◆ Task details: Of all the lines here, how many include the string "this"? Answer with the number only.

# # #

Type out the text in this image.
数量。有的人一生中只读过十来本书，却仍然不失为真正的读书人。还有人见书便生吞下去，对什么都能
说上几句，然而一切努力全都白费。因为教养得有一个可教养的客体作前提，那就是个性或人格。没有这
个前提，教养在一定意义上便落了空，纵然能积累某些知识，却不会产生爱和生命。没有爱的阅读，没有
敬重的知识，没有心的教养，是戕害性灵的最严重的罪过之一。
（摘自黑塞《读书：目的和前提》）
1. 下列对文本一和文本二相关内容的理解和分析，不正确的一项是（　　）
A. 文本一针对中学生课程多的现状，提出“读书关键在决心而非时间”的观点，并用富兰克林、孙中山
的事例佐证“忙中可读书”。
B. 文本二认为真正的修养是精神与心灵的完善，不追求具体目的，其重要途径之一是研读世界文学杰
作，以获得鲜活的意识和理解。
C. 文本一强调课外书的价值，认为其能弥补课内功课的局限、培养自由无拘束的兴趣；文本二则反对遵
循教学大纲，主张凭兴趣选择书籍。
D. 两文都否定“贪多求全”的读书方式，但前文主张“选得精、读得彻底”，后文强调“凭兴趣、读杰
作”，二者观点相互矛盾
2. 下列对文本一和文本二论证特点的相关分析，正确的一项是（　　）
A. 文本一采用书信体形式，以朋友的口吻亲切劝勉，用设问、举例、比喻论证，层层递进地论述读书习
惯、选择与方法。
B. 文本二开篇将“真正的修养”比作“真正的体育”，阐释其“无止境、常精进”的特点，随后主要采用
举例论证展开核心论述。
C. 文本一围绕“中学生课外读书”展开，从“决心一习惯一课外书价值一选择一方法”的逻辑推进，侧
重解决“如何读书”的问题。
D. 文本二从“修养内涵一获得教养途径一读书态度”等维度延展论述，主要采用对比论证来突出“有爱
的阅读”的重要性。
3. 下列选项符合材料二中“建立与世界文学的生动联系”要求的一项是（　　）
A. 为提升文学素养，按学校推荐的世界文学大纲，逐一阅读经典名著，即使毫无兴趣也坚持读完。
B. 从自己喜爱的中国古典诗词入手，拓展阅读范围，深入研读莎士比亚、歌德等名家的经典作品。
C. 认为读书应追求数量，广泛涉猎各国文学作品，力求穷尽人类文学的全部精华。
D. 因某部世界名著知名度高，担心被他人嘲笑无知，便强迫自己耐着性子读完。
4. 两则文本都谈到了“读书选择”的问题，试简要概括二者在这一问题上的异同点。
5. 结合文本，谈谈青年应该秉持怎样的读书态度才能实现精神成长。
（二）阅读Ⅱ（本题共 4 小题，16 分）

# # #

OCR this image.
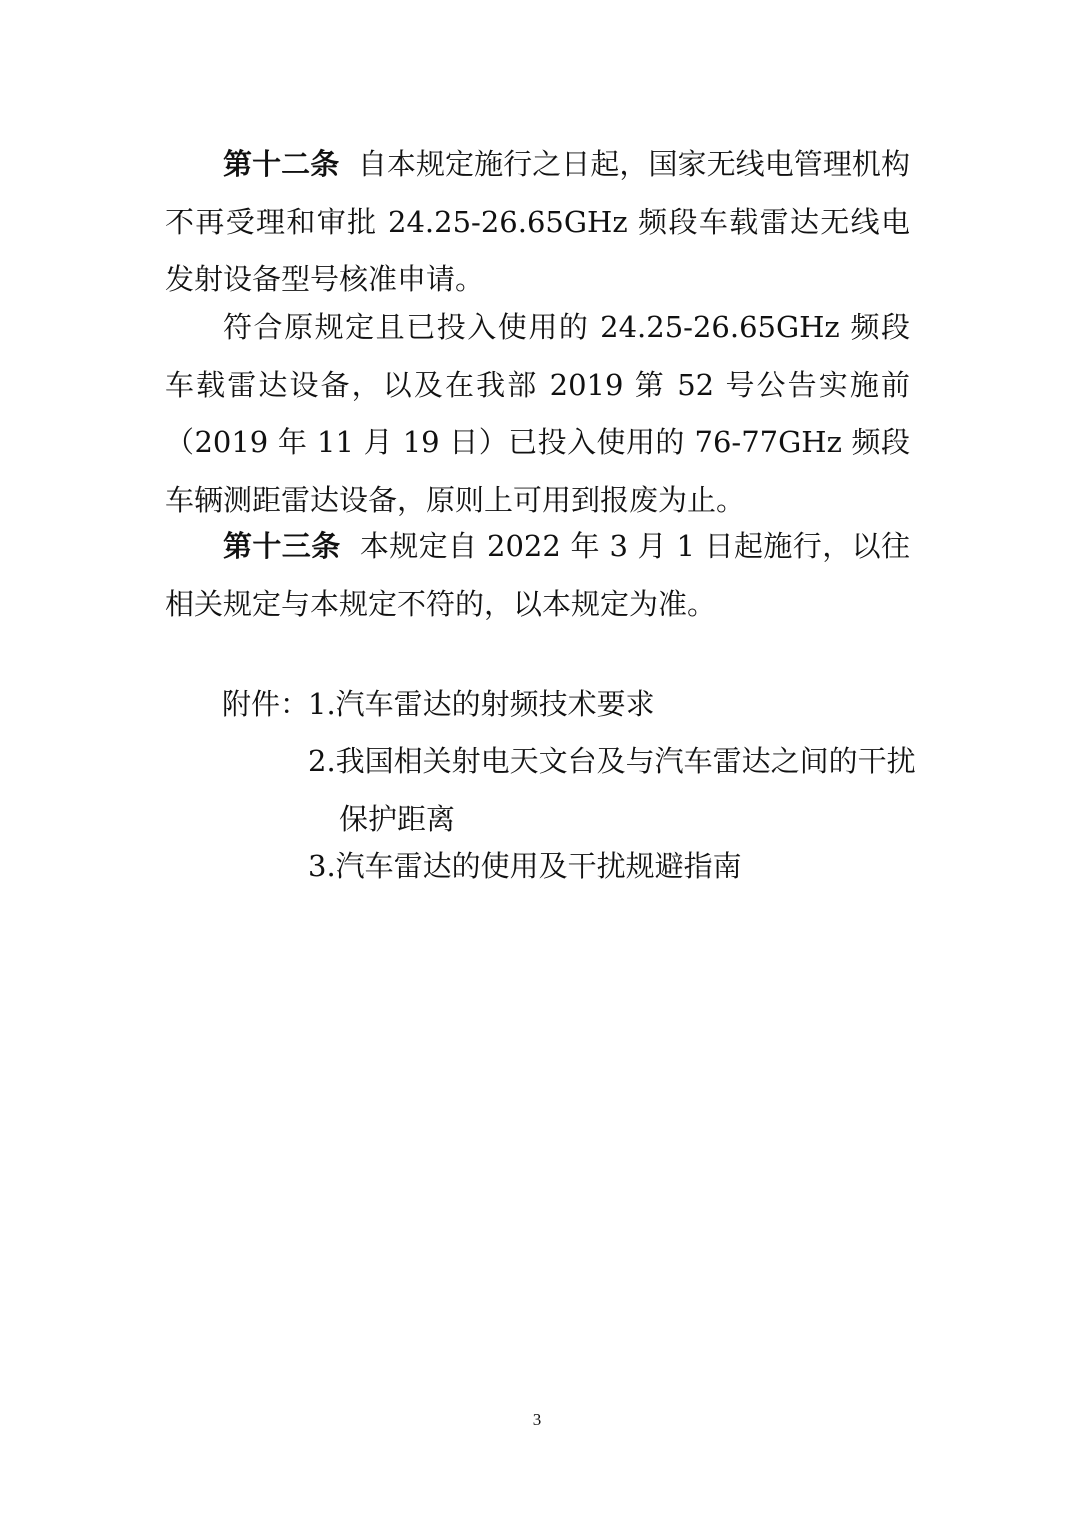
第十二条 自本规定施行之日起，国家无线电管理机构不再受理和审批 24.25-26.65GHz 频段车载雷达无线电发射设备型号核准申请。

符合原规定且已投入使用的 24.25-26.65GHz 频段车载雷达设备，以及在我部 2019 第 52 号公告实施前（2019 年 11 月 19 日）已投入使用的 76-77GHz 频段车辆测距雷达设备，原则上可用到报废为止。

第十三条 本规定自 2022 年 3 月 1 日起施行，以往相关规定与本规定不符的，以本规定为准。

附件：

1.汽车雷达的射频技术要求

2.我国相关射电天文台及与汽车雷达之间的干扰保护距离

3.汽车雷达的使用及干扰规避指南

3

# # #

◆ Response below: 2